> **EXCERPT TO READ**
☆ ☆ ☆ ☆ ☆
At 12:54 PM -0500 1/4/01, sunder wrote:
http://www.theregister.co.uk/content/3/15779.html
NSA runs best fab in world By: Mike Magee Posted: 03/01/2001 at 13:03 GMT
You might think that AMD's Dresden fab is state-of-the-art technology. You might also suspect that Intel and IBM have some pretty nifty technology too, lurking in their clean rooms and in their labs.
And you might be right as far as the commercial world goes. But there's a fab, owned by the US government, and run by the National Security Agency (NSA), which is supposed to knock them into a cocked hat.
☆ ☆ ☆ ☆ ☆
> **PROVIDED MATERIAL**
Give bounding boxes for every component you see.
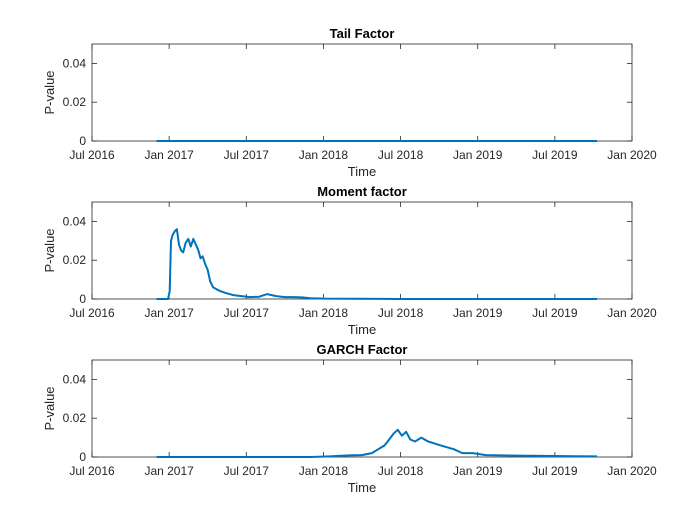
x-axis-label: Time xyxy=(348,480,376,495)
x-tick-label: Jan 2017 xyxy=(144,306,194,320)
x-tick-label: Jul 2017 xyxy=(224,464,270,478)
x-tick-label: Jan 2017 xyxy=(144,148,194,162)
x-tick-label: Jan 2019 xyxy=(453,148,503,162)
x-axis-label: Time xyxy=(348,164,376,179)
y-tick-label: 0 xyxy=(79,450,86,464)
x-tick-label: Jul 2019 xyxy=(532,148,578,162)
y-tick-label: 0.04 xyxy=(63,56,87,70)
series-line-1 xyxy=(156,228,597,300)
plot-title: Moment factor xyxy=(317,184,407,199)
y-axis-label: P-value xyxy=(42,228,57,272)
subplot-2: Moment factor Jul 2016 Jan 2017 Jul 2017 Jan… xyxy=(42,184,657,337)
axes-box xyxy=(91,201,633,300)
x-tick-label: Jul 2016 xyxy=(69,148,115,162)
y-tick-label: 0.02 xyxy=(63,411,87,425)
x-tick-label: Jul 2016 xyxy=(69,464,115,478)
x-tick-label: Jan 2018 xyxy=(299,148,349,162)
y-axis-label: P-value xyxy=(42,386,57,430)
axes-box xyxy=(91,359,633,458)
x-tick-label: Jan 2019 xyxy=(453,306,503,320)
x-tick-label: Jan 2020 xyxy=(607,464,657,478)
y-axis-label: P-value xyxy=(42,70,57,114)
y-tick-label: 0.02 xyxy=(63,253,87,267)
x-tick-label: Jul 2016 xyxy=(69,306,115,320)
x-tick-label: Jul 2018 xyxy=(378,148,424,162)
y-tick-label: 0.04 xyxy=(63,372,87,386)
x-tick-label: Jul 2017 xyxy=(224,148,270,162)
x-tick-label: Jul 2019 xyxy=(532,464,578,478)
y-tick-label: 0.02 xyxy=(63,95,87,109)
x-tick-label: Jul 2017 xyxy=(224,306,270,320)
x-tick-label: Jan 2019 xyxy=(453,464,503,478)
x-axis-label: Time xyxy=(348,322,376,337)
x-tick-label: Jul 2018 xyxy=(378,464,424,478)
x-tick-label: Jan 2018 xyxy=(299,464,349,478)
plot-title: GARCH Factor xyxy=(316,342,407,357)
x-tick-label: Jul 2018 xyxy=(378,306,424,320)
series-line-1 xyxy=(156,428,598,458)
y-tick-label: 0.04 xyxy=(63,214,87,228)
subplot-1: Tail Factor Jul 2016 Jan 2017 Jul 2017 Jan 2… xyxy=(42,26,657,179)
x-tick-label: Jan 2020 xyxy=(607,148,657,162)
y-tick-label: 0 xyxy=(79,292,86,306)
axes-box xyxy=(91,43,633,142)
x-tick-label: Jul 2019 xyxy=(532,306,578,320)
subplot-3: GARCH Factor Jul 2016 Jan 2017 Jul 2017 Jan … xyxy=(42,342,657,495)
x-tick-label: Jan 2020 xyxy=(607,306,657,320)
plot-title: Tail Factor xyxy=(330,26,395,41)
x-tick-label: Jan 2017 xyxy=(144,464,194,478)
x-tick-label: Jan 2018 xyxy=(299,306,349,320)
y-tick-label: 0 xyxy=(79,134,86,148)
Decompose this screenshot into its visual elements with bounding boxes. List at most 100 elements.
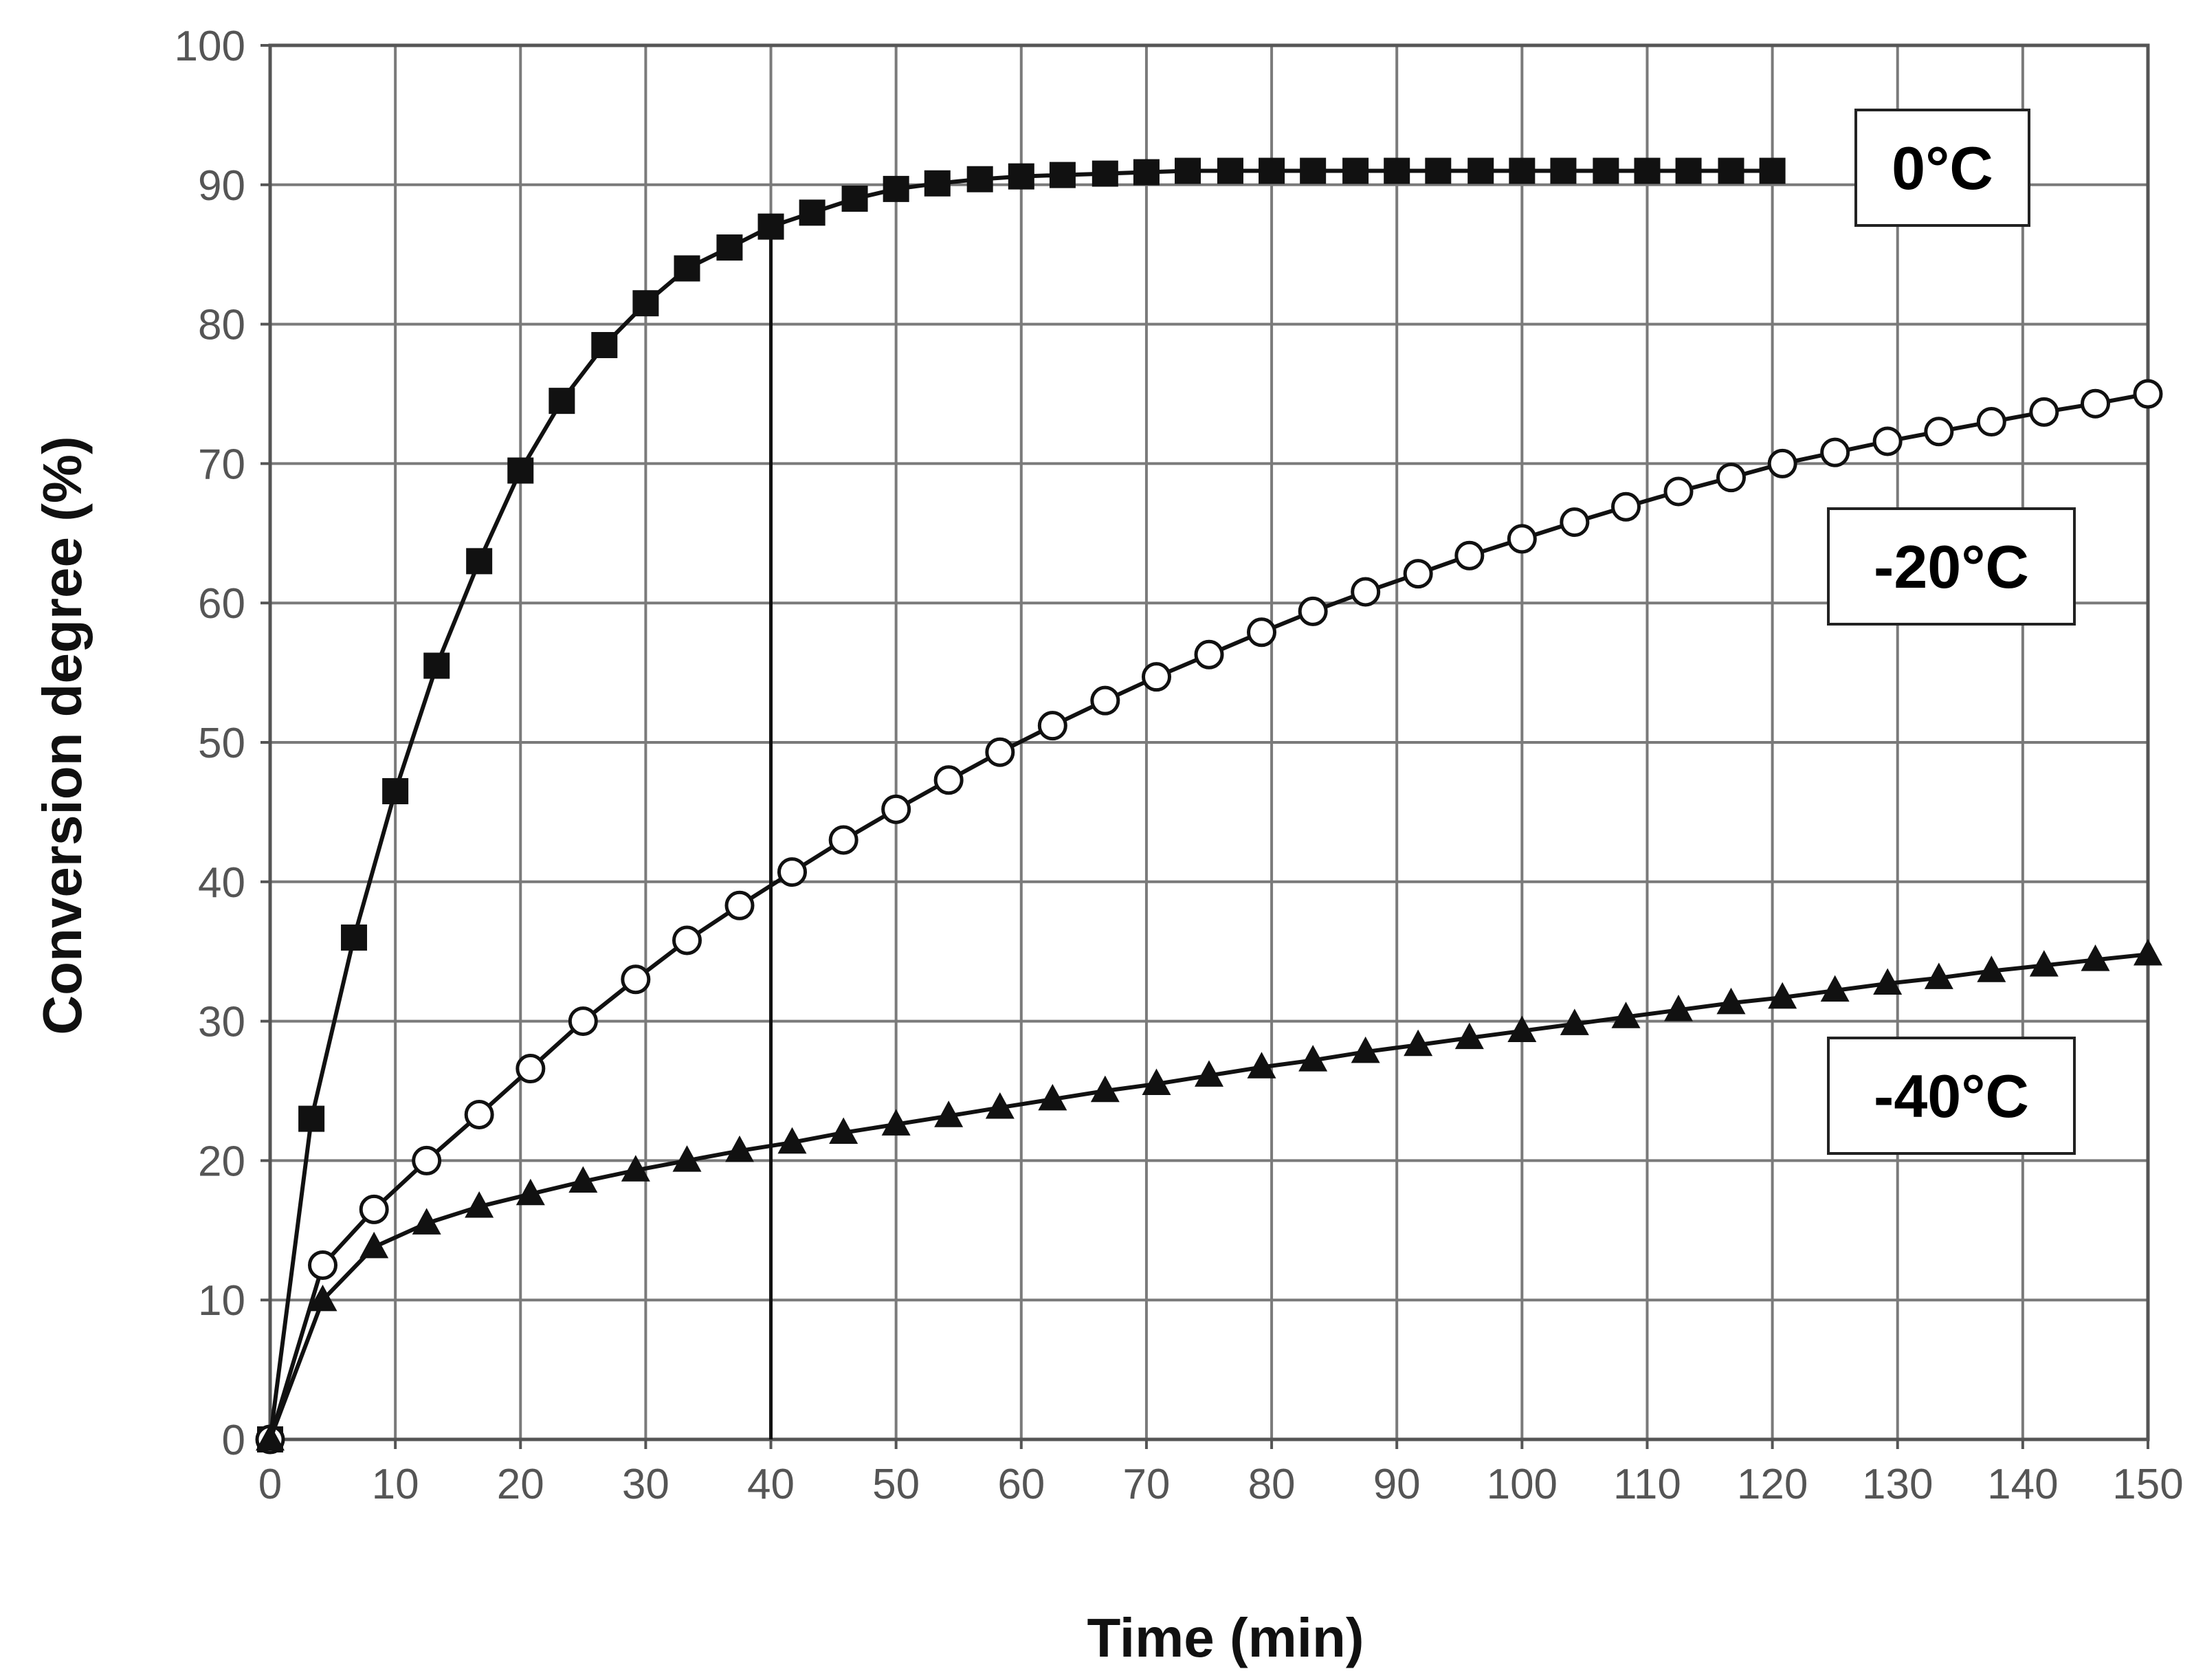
series-1 xyxy=(257,157,1786,1452)
x-tick-label: 30 xyxy=(622,1461,669,1508)
data-point xyxy=(1611,1002,1641,1028)
y-tick-label: 20 xyxy=(198,1138,245,1185)
y-tick-label: 80 xyxy=(198,302,245,349)
data-point xyxy=(359,1231,389,1259)
data-point xyxy=(2029,397,2059,427)
data-point xyxy=(1509,157,1536,184)
data-point xyxy=(1247,1052,1276,1079)
data-point xyxy=(621,1155,650,1182)
tick-labels: 0 10 20 30 40 50 60 70 80 90 100 110 120 130 140 150 0 10… xyxy=(175,23,2184,1508)
data-point xyxy=(1246,617,1276,648)
data-point xyxy=(1454,1022,1484,1050)
data-point xyxy=(1454,540,1485,571)
data-point xyxy=(1008,163,1034,190)
x-tick-label: 90 xyxy=(1373,1461,1421,1508)
data-point xyxy=(1049,162,1076,188)
data-point xyxy=(1924,417,1954,447)
data-point xyxy=(1664,995,1693,1021)
data-point xyxy=(1820,975,1850,1002)
data-point xyxy=(1718,157,1744,184)
data-point xyxy=(881,1109,911,1136)
data-point xyxy=(777,857,807,887)
data-point xyxy=(1217,157,1243,184)
data-point xyxy=(883,175,909,202)
x-tick-label: 120 xyxy=(1737,1461,1808,1508)
data-point xyxy=(1716,463,1746,493)
data-point xyxy=(256,1424,285,1451)
data-point xyxy=(777,1127,807,1154)
data-point xyxy=(2134,938,2162,966)
data-point xyxy=(966,166,993,192)
data-point xyxy=(1663,476,1694,507)
y-tick-label: 10 xyxy=(198,1277,245,1325)
x-tick-label: 110 xyxy=(1613,1461,1681,1508)
data-point xyxy=(672,1145,702,1172)
series-label-2: -20°C xyxy=(1827,507,2076,626)
data-point xyxy=(568,1006,598,1037)
data-point xyxy=(621,964,651,995)
data-point xyxy=(2081,944,2110,971)
y-axis-title: Conversion degree (%) xyxy=(32,436,93,1035)
y-tick-label: 100 xyxy=(175,23,245,70)
data-point xyxy=(1507,1015,1537,1042)
series-label-text: 0°C xyxy=(1892,134,1993,202)
data-point xyxy=(2081,388,2111,419)
series-layer xyxy=(255,157,2163,1455)
data-point xyxy=(308,1284,337,1312)
data-point xyxy=(1560,1008,1589,1035)
series-label-box xyxy=(1827,1037,2076,1155)
x-tick-label: 80 xyxy=(1248,1461,1296,1508)
data-point xyxy=(1634,157,1661,184)
y-tick-label: 60 xyxy=(198,580,245,628)
data-point xyxy=(549,388,575,415)
x-tick-label: 150 xyxy=(2112,1461,2183,1508)
data-point xyxy=(1675,157,1702,184)
data-point xyxy=(307,1250,337,1280)
series-line xyxy=(268,952,2149,1441)
series-labels: 0°C -20°C -40°C xyxy=(1827,109,2076,1155)
plot-frame xyxy=(268,43,2150,1441)
data-point xyxy=(412,1208,441,1235)
x-tick-label: 70 xyxy=(1122,1461,1170,1508)
data-point xyxy=(2133,379,2163,409)
data-point xyxy=(1759,157,1786,184)
data-point xyxy=(412,1145,442,1175)
data-point xyxy=(716,234,743,261)
data-point xyxy=(1142,662,1172,692)
data-point xyxy=(724,890,755,920)
data-point xyxy=(465,1191,494,1218)
data-point xyxy=(1977,955,2006,982)
grid xyxy=(261,43,2150,1449)
data-point xyxy=(1820,437,1850,467)
data-point xyxy=(516,1054,546,1084)
data-point xyxy=(1342,157,1369,184)
data-point xyxy=(1351,577,1381,607)
data-point xyxy=(1976,407,2006,437)
data-point xyxy=(2029,950,2059,977)
y-tick-label: 40 xyxy=(198,859,245,907)
data-point xyxy=(828,825,858,855)
data-point xyxy=(924,170,951,197)
data-point xyxy=(1403,559,1433,589)
data-point xyxy=(1593,157,1619,184)
data-point xyxy=(1872,426,1903,456)
data-point xyxy=(881,794,911,824)
x-axis-title: Time (min) xyxy=(1087,1607,1364,1668)
data-point xyxy=(1298,596,1328,626)
x-tick-label: 10 xyxy=(372,1461,419,1508)
data-point xyxy=(591,332,618,359)
data-point xyxy=(933,765,964,795)
data-point xyxy=(757,213,784,240)
series-label-3: -40°C xyxy=(1827,1037,2076,1155)
series-label-text: -40°C xyxy=(1874,1062,2029,1130)
data-point xyxy=(1425,157,1452,184)
data-point xyxy=(298,1105,325,1132)
data-point xyxy=(829,1117,858,1145)
x-tick-label: 130 xyxy=(1862,1461,1933,1508)
data-point xyxy=(1924,962,1953,989)
data-point xyxy=(934,1101,964,1127)
series-label-text: -20°C xyxy=(1874,533,2029,601)
data-point xyxy=(568,1166,598,1193)
data-point xyxy=(1300,157,1327,184)
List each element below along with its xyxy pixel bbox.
☆ ☆ ☆ ☆ ☆
> **GIVEN REQUEST 1**
Translate this sentence from the article about the NSA chip fab into Spanish: "You might think that AMD's Dresden fab is state-of-the-art technology."
> **GIVEN REQUEST 2**
Reproduce the passage of the article about the NSA chip fab that starts with "And you might" and goes on through "a cocked hat.".

> **FULL SOLUTION 1**
Podrías pensar que la fábrica de AMD en Dresde es tecnología de vanguardia.

> **FULL SOLUTION 2**
And you might be right as far as the commercial world goes. But there's a fab, owned by the US government, and run by the National Security Agency (NSA), which is supposed to knock them into a cocked hat.